■ What needs to be done
Give the number of lines in the listing that hold the word "this". Write nothing but that number.

# # # #

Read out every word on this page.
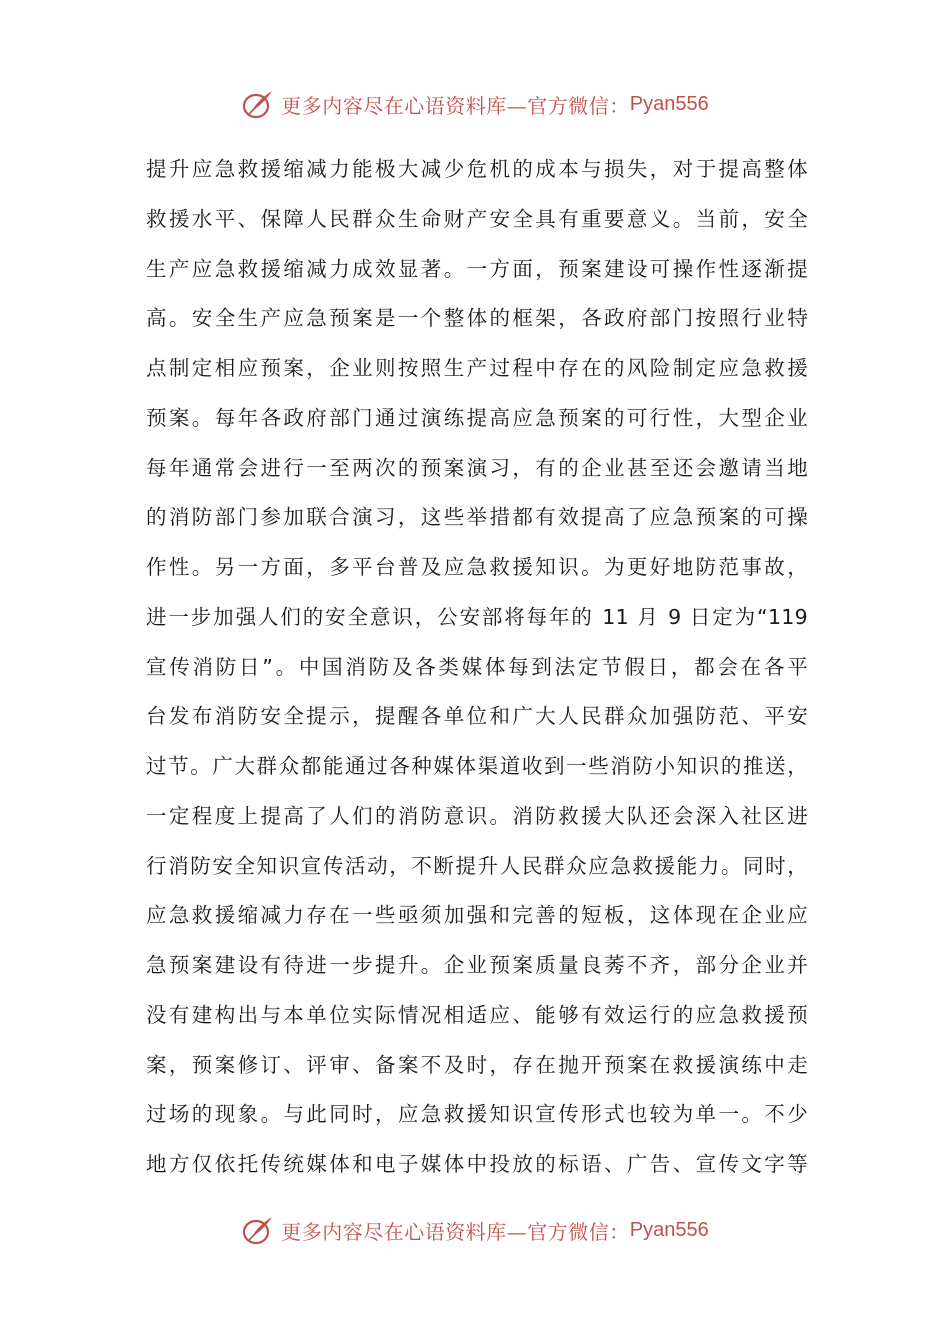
更多内容尽在心语资料库—官方微信： Pyan556
提升应急救援缩减力能极大减少危机的成本与损失，对于提高整体
救援水平、保障人民群众生命财产安全具有重要意义。当前，安全
生产应急救援缩减力成效显著。一方面，预案建设可操作性逐渐提
高。安全生产应急预案是一个整体的框架，各政府部门按照行业特
点制定相应预案，企业则按照生产过程中存在的风险制定应急救援
预案。每年各政府部门通过演练提高应急预案的可行性，大型企业
每年通常会进行一至两次的预案演习，有的企业甚至还会邀请当地
的消防部门参加联合演习，这些举措都有效提高了应急预案的可操
作性。另一方面，多平台普及应急救援知识。为更好地防范事故，
进一步加强人们的安全意识，公安部将每年的 11 月 9 日定为“119
宣传消防日”。中国消防及各类媒体每到法定节假日，都会在各平
台发布消防安全提示，提醒各单位和广大人民群众加强防范、平安
过节。广大群众都能通过各种媒体渠道收到一些消防小知识的推送，
一定程度上提高了人们的消防意识。消防救援大队还会深入社区进
行消防安全知识宣传活动，不断提升人民群众应急救援能力。同时，
应急救援缩减力存在一些亟须加强和完善的短板，这体现在企业应
急预案建设有待进一步提升。企业预案质量良莠不齐，部分企业并
没有建构出与本单位实际情况相适应、能够有效运行的应急救援预
案，预案修订、评审、备案不及时，存在抛开预案在救援演练中走
过场的现象。与此同时，应急救援知识宣传形式也较为单一。不少
地方仅依托传统媒体和电子媒体中投放的标语、广告、宣传文字等
更多内容尽在心语资料库—官方微信： Pyan556
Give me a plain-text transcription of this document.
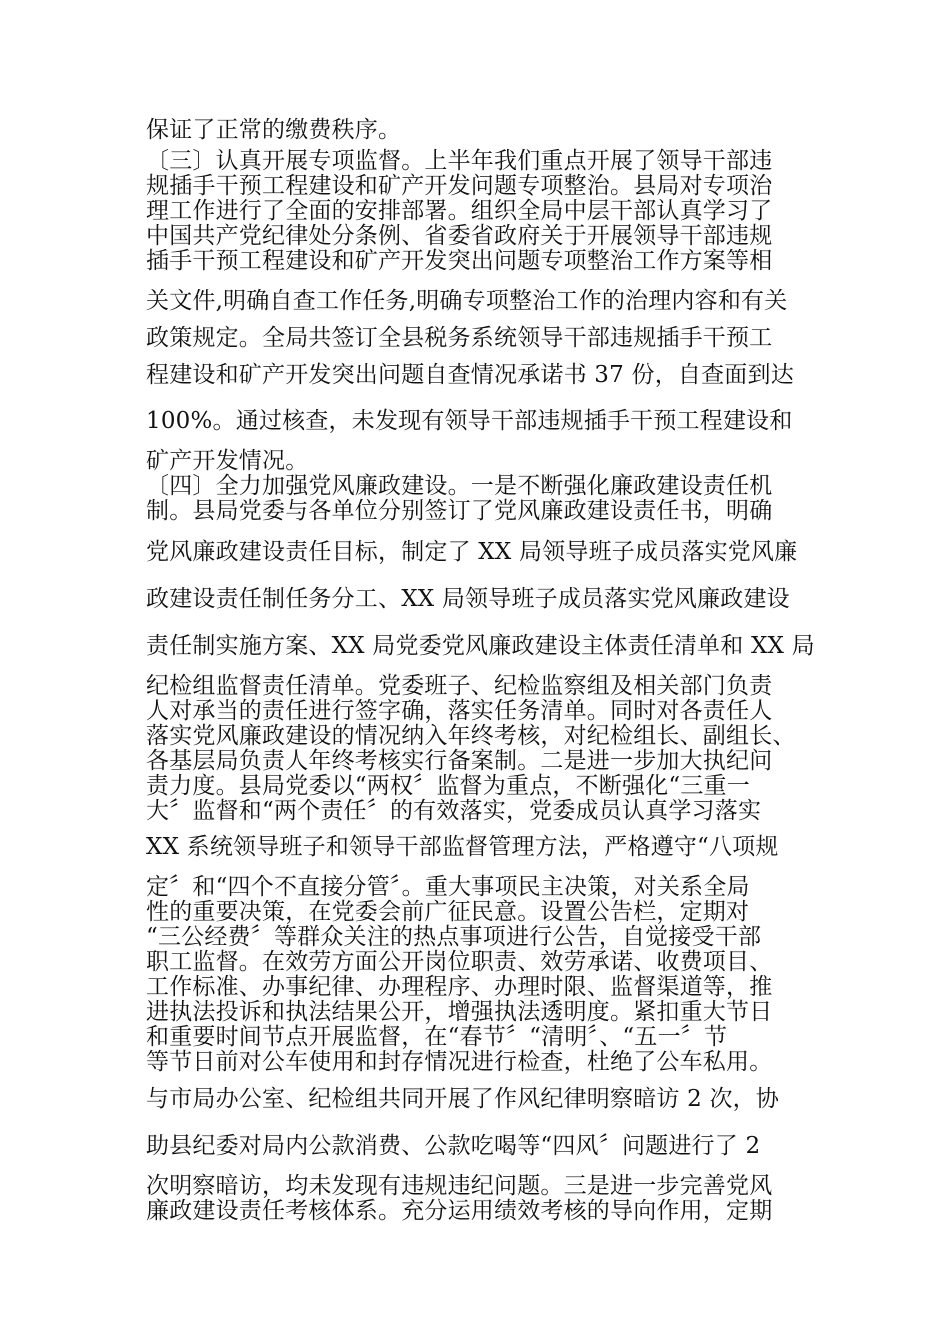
保证了正常的缴费秩序。
〔三〕认真开展专项监督。上半年我们重点开展了领导干部违
规插手干预工程建设和矿产开发问题专项整治。县局对专项治
理工作进行了全面的安排部署。组织全局中层干部认真学习了
中国共产党纪律处分条例、省委省政府关于开展领导干部违规
插手干预工程建设和矿产开发突出问题专项整治工作方案等相
关文件,明确自查工作任务,明确专项整治工作的治理内容和有关
政策规定。全局共签订全县税务系统领导干部违规插手干预工
程建设和矿产开发突出问题自查情况承诺书 37 份，自查面到达
100%。通过核查，未发现有领导干部违规插手干预工程建设和
矿产开发情况。
〔四〕全力加强党风廉政建设。一是不断强化廉政建设责任机
制。县局党委与各单位分别签订了党风廉政建设责任书，明确
党风廉政建设责任目标，制定了 XX 局领导班子成员落实党风廉
政建设责任制任务分工、XX 局领导班子成员落实党风廉政建设
责任制实施方案、XX 局党委党风廉政建设主体责任清单和 XX 局
纪检组监督责任清单。党委班子、纪检监察组及相关部门负责
人对承当的责任进行签字确，落实任务清单。同时对各责任人
落实党风廉政建设的情况纳入年终考核，对纪检组长、副组长、
各基层局负责人年终考核实行备案制。二是进一步加大执纪问
责力度。县局党委以“两权〞监督为重点，不断强化“三重一
大〞监督和“两个责任〞的有效落实，党委成员认真学习落实
XX 系统领导班子和领导干部监督管理方法，严格遵守“八项规
定〞和“四个不直接分管〞。重大事项民主决策，对关系全局
性的重要决策，在党委会前广征民意。设置公告栏，定期对
“三公经费〞等群众关注的热点事项进行公告，自觉接受干部
职工监督。在效劳方面公开岗位职责、效劳承诺、收费项目、
工作标准、办事纪律、办理程序、办理时限、监督渠道等，推
进执法投诉和执法结果公开，增强执法透明度。紧扣重大节日
和重要时间节点开展监督，在“春节〞“清明〞、“五一〞节
等节日前对公车使用和封存情况进行检查，杜绝了公车私用。
与市局办公室、纪检组共同开展了作风纪律明察暗访 2 次，协
助县纪委对局内公款消费、公款吃喝等“四风〞问题进行了 2
次明察暗访，均未发现有违规违纪问题。三是进一步完善党风
廉政建设责任考核体系。充分运用绩效考核的导向作用，定期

# # # #

■ Answer below
2